**EXERCISE BRIEF**
Your task is to copy every record exactly.

**STORED ROWS**
══════
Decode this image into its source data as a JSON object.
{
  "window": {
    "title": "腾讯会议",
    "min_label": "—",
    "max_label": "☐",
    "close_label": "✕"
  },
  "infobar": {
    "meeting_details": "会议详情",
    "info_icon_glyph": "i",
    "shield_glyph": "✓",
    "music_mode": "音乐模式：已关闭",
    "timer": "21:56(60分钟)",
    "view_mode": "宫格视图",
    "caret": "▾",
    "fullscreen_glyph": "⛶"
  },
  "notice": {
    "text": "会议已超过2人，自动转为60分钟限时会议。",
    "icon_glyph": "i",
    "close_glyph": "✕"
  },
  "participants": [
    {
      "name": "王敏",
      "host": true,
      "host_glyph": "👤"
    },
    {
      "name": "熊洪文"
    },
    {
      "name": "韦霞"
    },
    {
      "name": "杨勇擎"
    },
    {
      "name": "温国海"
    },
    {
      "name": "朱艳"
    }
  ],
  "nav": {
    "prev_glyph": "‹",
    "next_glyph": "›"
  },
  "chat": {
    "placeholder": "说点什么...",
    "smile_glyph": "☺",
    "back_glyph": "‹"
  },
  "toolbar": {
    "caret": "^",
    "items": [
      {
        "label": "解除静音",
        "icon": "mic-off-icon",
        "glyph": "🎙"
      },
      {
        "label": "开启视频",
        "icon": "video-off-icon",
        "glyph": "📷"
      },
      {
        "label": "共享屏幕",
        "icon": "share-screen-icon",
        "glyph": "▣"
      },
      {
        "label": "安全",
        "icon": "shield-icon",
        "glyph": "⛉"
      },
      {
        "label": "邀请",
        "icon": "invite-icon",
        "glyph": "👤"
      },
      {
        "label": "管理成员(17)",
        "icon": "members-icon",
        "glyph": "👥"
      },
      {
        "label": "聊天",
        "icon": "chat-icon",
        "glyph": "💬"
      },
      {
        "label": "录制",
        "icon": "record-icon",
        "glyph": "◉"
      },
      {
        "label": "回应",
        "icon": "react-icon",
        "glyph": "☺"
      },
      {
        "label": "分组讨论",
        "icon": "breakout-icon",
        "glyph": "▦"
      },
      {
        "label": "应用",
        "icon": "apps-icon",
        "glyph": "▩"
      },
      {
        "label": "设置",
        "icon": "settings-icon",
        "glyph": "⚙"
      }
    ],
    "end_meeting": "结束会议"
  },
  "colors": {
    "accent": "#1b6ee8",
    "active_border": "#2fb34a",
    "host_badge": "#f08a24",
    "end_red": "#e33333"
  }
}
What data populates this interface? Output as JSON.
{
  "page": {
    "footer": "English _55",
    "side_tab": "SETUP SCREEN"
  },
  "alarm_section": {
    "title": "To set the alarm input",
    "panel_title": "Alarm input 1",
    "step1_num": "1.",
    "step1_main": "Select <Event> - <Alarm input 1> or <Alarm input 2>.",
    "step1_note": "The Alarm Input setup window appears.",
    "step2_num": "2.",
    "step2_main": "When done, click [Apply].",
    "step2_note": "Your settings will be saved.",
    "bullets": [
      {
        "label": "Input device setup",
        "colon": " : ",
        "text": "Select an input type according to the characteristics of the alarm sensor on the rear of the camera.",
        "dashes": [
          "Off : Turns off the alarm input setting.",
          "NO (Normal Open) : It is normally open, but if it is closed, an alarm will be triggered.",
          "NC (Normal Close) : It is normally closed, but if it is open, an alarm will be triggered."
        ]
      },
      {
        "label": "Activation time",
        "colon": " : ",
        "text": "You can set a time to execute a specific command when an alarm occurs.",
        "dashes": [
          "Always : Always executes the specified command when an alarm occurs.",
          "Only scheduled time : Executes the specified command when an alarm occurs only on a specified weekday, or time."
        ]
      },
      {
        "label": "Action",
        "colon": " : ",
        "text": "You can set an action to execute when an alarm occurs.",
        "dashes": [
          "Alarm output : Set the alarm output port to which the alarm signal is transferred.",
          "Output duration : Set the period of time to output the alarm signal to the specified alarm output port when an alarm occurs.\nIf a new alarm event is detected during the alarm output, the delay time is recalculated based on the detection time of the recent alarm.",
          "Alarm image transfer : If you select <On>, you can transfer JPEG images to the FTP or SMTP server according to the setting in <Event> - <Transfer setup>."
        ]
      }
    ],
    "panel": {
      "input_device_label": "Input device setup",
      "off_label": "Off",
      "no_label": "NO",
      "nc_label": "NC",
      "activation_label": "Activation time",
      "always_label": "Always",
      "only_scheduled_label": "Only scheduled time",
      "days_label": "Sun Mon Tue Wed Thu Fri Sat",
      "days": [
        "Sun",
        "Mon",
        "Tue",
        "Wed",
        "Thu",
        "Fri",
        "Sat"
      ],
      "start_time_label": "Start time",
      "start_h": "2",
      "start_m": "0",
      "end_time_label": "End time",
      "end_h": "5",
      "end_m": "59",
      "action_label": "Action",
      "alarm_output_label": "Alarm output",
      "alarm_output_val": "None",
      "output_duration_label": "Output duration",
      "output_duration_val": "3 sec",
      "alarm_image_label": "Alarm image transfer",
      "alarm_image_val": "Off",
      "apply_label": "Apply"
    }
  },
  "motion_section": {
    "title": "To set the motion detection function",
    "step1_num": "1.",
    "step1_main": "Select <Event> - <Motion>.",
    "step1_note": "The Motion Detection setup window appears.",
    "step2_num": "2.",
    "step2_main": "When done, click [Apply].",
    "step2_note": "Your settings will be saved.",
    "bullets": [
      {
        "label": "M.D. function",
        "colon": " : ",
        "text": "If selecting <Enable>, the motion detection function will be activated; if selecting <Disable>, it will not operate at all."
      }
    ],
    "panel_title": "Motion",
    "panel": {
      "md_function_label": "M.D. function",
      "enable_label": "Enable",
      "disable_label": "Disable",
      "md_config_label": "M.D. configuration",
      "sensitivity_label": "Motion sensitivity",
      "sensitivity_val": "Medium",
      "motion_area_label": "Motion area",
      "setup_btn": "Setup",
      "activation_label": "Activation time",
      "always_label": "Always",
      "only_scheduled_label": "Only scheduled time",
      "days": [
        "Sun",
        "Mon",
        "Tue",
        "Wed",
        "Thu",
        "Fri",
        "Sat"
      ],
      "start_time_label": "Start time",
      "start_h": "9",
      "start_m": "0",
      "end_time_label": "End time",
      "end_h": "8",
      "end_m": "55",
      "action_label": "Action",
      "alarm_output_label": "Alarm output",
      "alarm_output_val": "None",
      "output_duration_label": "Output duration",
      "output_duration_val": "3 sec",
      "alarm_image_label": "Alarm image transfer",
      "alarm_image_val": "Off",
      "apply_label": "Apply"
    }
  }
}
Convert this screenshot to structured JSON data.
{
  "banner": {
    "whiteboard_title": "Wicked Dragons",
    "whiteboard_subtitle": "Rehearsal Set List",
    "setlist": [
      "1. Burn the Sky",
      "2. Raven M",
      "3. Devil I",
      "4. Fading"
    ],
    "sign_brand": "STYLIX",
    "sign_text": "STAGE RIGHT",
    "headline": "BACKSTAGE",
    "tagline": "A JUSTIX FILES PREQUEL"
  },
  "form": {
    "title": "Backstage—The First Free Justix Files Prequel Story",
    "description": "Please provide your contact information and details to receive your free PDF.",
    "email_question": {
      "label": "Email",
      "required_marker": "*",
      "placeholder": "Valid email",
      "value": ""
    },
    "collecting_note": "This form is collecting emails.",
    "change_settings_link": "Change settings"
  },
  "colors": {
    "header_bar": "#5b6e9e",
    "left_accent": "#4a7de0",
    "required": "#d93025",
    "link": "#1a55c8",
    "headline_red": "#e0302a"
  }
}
══════
**OUTPUT OF THE TASK**
Decode this image into its source data as a JSON object.
{
  "window": {
    "title": "腾讯会议",
    "min_label": "—",
    "max_label": "☐",
    "close_label": "✕"
  },
  "infobar": {
    "meeting_details": "会议详情",
    "info_icon_glyph": "i",
    "shield_glyph": "✓",
    "music_mode": "音乐模式：已关闭",
    "timer": "21:56(60分钟)",
    "view_mode": "宫格视图",
    "caret": "▾",
    "fullscreen_glyph": "⛶"
  },
  "notice": {
    "text": "会议已超过2人，自动转为60分钟限时会议。",
    "icon_glyph": "i",
    "close_glyph": "✕"
  },
  "participants": [
    {
      "name": "王敏",
      "host": true,
      "host_glyph": "👤"
    },
    {
      "name": "熊洪文"
    },
    {
      "name": "韦霞"
    },
    {
      "name": "杨勇擎"
    },
    {
      "name": "温国海"
    },
    {
      "name": "朱艳"
    }
  ],
  "nav": {
    "prev_glyph": "‹",
    "next_glyph": "›"
  },
  "chat": {
    "placeholder": "说点什么...",
    "smile_glyph": "☺",
    "back_glyph": "‹"
  },
  "toolbar": {
    "caret": "^",
    "items": [
      {
        "label": "解除静音",
        "icon": "mic-off-icon",
        "glyph": "🎙"
      },
      {
        "label": "开启视频",
        "icon": "video-off-icon",
        "glyph": "📷"
      },
      {
        "label": "共享屏幕",
        "icon": "share-screen-icon",
        "glyph": "▣"
      },
      {
        "label": "安全",
        "icon": "shield-icon",
        "glyph": "⛉"
      },
      {
        "label": "邀请",
        "icon": "invite-icon",
        "glyph": "👤"
      },
      {
        "label": "管理成员(17)",
        "icon": "members-icon",
        "glyph": "👥"
      },
      {
        "label": "聊天",
        "icon": "chat-icon",
        "glyph": "💬"
      },
      {
        "label": "录制",
        "icon": "record-icon",
        "glyph": "◉"
      },
      {
        "label": "回应",
        "icon": "react-icon",
        "glyph": "☺"
      },
      {
        "label": "分组讨论",
        "icon": "breakout-icon",
        "glyph": "▦"
      },
      {
        "label": "应用",
        "icon": "apps-icon",
        "glyph": "▩"
      },
      {
        "label": "设置",
        "icon": "settings-icon",
        "glyph": "⚙"
      }
    ],
    "end_meeting": "结束会议"
  },
  "colors": {
    "accent": "#1b6ee8",
    "active_border": "#2fb34a",
    "host_badge": "#f08a24",
    "end_red": "#e33333"
  }
}
What data populates this interface? Output as JSON.
{
  "page": {
    "footer": "English _55",
    "side_tab": "SETUP SCREEN"
  },
  "alarm_section": {
    "title": "To set the alarm input",
    "panel_title": "Alarm input 1",
    "step1_num": "1.",
    "step1_main": "Select <Event> - <Alarm input 1> or <Alarm input 2>.",
    "step1_note": "The Alarm Input setup window appears.",
    "step2_num": "2.",
    "step2_main": "When done, click [Apply].",
    "step2_note": "Your settings will be saved.",
    "bullets": [
      {
        "label": "Input device setup",
        "colon": " : ",
        "text": "Select an input type according to the characteristics of the alarm sensor on the rear of the camera.",
        "dashes": [
          "Off : Turns off the alarm input setting.",
          "NO (Normal Open) : It is normally open, but if it is closed, an alarm will be triggered.",
          "NC (Normal Close) : It is normally closed, but if it is open, an alarm will be triggered."
        ]
      },
      {
        "label": "Activation time",
        "colon": " : ",
        "text": "You can set a time to execute a specific command when an alarm occurs.",
        "dashes": [
          "Always : Always executes the specified command when an alarm occurs.",
          "Only scheduled time : Executes the specified command when an alarm occurs only on a specified weekday, or time."
        ]
      },
      {
        "label": "Action",
        "colon": " : ",
        "text": "You can set an action to execute when an alarm occurs.",
        "dashes": [
          "Alarm output : Set the alarm output port to which the alarm signal is transferred.",
          "Output duration : Set the period of time to output the alarm signal to the specified alarm output port when an alarm occurs.\nIf a new alarm event is detected during the alarm output, the delay time is recalculated based on the detection time of the recent alarm.",
          "Alarm image transfer : If you select <On>, you can transfer JPEG images to the FTP or SMTP server according to the setting in <Event> - <Transfer setup>."
        ]
      }
    ],
    "panel": {
      "input_device_label": "Input device setup",
      "off_label": "Off",
      "no_label": "NO",
      "nc_label": "NC",
      "activation_label": "Activation time",
      "always_label": "Always",
      "only_scheduled_label": "Only scheduled time",
      "days_label": "Sun Mon Tue Wed Thu Fri Sat",
      "days": [
        "Sun",
        "Mon",
        "Tue",
        "Wed",
        "Thu",
        "Fri",
        "Sat"
      ],
      "start_time_label": "Start time",
      "start_h": "2",
      "start_m": "0",
      "end_time_label": "End time",
      "end_h": "5",
      "end_m": "59",
      "action_label": "Action",
      "alarm_output_label": "Alarm output",
      "alarm_output_val": "None",
      "output_duration_label": "Output duration",
      "output_duration_val": "3 sec",
      "alarm_image_label": "Alarm image transfer",
      "alarm_image_val": "Off",
      "apply_label": "Apply"
    }
  },
  "motion_section": {
    "title": "To set the motion detection function",
    "step1_num": "1.",
    "step1_main": "Select <Event> - <Motion>.",
    "step1_note": "The Motion Detection setup window appears.",
    "step2_num": "2.",
    "step2_main": "When done, click [Apply].",
    "step2_note": "Your settings will be saved.",
    "bullets": [
      {
        "label": "M.D. function",
        "colon": " : ",
        "text": "If selecting <Enable>, the motion detection function will be activated; if selecting <Disable>, it will not operate at all."
      }
    ],
    "panel_title": "Motion",
    "panel": {
      "md_function_label": "M.D. function",
      "enable_label": "Enable",
      "disable_label": "Disable",
      "md_config_label": "M.D. configuration",
      "sensitivity_label": "Motion sensitivity",
      "sensitivity_val": "Medium",
      "motion_area_label": "Motion area",
      "setup_btn": "Setup",
      "activation_label": "Activation time",
      "always_label": "Always",
      "only_scheduled_label": "Only scheduled time",
      "days": [
        "Sun",
        "Mon",
        "Tue",
        "Wed",
        "Thu",
        "Fri",
        "Sat"
      ],
      "start_time_label": "Start time",
      "start_h": "9",
      "start_m": "0",
      "end_time_label": "End time",
      "end_h": "8",
      "end_m": "55",
      "action_label": "Action",
      "alarm_output_label": "Alarm output",
      "alarm_output_val": "None",
      "output_duration_label": "Output duration",
      "output_duration_val": "3 sec",
      "alarm_image_label": "Alarm image transfer",
      "alarm_image_val": "Off",
      "apply_label": "Apply"
    }
  }
}
Convert this screenshot to structured JSON data.
{
  "banner": {
    "whiteboard_title": "Wicked Dragons",
    "whiteboard_subtitle": "Rehearsal Set List",
    "setlist": [
      "1. Burn the Sky",
      "2. Raven M",
      "3. Devil I",
      "4. Fading"
    ],
    "sign_brand": "STYLIX",
    "sign_text": "STAGE RIGHT",
    "headline": "BACKSTAGE",
    "tagline": "A JUSTIX FILES PREQUEL"
  },
  "form": {
    "title": "Backstage—The First Free Justix Files Prequel Story",
    "description": "Please provide your contact information and details to receive your free PDF.",
    "email_question": {
      "label": "Email",
      "required_marker": "*",
      "placeholder": "Valid email",
      "value": ""
    },
    "collecting_note": "This form is collecting emails.",
    "change_settings_link": "Change settings"
  },
  "colors": {
    "header_bar": "#5b6e9e",
    "left_accent": "#4a7de0",
    "required": "#d93025",
    "link": "#1a55c8",
    "headline_red": "#e0302a"
  }
}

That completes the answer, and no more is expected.